Task brief: Extract each line of the data and write it out again exactly.

===== Data rows

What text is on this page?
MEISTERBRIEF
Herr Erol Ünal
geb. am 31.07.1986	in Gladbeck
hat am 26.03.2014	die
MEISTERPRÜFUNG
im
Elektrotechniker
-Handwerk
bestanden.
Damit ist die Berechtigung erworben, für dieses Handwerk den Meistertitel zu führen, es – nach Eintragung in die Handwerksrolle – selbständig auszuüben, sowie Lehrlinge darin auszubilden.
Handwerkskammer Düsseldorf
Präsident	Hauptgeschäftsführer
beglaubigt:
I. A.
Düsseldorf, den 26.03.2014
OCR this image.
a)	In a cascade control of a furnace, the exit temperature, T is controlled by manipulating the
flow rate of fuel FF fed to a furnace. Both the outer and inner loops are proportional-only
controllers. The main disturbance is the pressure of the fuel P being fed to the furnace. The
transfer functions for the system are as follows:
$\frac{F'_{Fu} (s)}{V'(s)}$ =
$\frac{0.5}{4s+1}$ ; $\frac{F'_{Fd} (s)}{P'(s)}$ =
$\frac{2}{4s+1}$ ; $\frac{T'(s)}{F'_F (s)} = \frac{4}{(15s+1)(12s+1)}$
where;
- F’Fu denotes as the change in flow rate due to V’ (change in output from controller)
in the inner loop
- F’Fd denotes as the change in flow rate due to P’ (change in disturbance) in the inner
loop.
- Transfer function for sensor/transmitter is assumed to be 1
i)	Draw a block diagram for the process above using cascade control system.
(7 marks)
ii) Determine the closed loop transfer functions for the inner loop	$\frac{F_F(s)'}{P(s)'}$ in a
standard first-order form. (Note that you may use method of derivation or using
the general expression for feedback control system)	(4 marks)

==========

The response:
What text is on this page?
MEISTERBRIEF
Herr Erol Ünal
geb. am 31.07.1986	in Gladbeck
hat am 26.03.2014	die
MEISTERPRÜFUNG
im
Elektrotechniker
-Handwerk
bestanden.
Damit ist die Berechtigung erworben, für dieses Handwerk den Meistertitel zu führen, es – nach Eintragung in die Handwerksrolle – selbständig auszuüben, sowie Lehrlinge darin auszubilden.
Handwerkskammer Düsseldorf
Präsident	Hauptgeschäftsführer
beglaubigt:
I. A.
Düsseldorf, den 26.03.2014
OCR this image.
a)	In a cascade control of a furnace, the exit temperature, T is controlled by manipulating the
flow rate of fuel FF fed to a furnace. Both the outer and inner loops are proportional-only
controllers. The main disturbance is the pressure of the fuel P being fed to the furnace. The
transfer functions for the system are as follows:
$\frac{F'_{Fu} (s)}{V'(s)}$ =
$\frac{0.5}{4s+1}$ ; $\frac{F'_{Fd} (s)}{P'(s)}$ =
$\frac{2}{4s+1}$ ; $\frac{T'(s)}{F'_F (s)} = \frac{4}{(15s+1)(12s+1)}$
where;
- F’Fu denotes as the change in flow rate due to V’ (change in output from controller)
in the inner loop
- F’Fd denotes as the change in flow rate due to P’ (change in disturbance) in the inner
loop.
- Transfer function for sensor/transmitter is assumed to be 1
i)	Draw a block diagram for the process above using cascade control system.
(7 marks)
ii) Determine the closed loop transfer functions for the inner loop	$\frac{F_F(s)'}{P(s)'}$ in a
standard first-order form. (Note that you may use method of derivation or using
the general expression for feedback control system)	(4 marks)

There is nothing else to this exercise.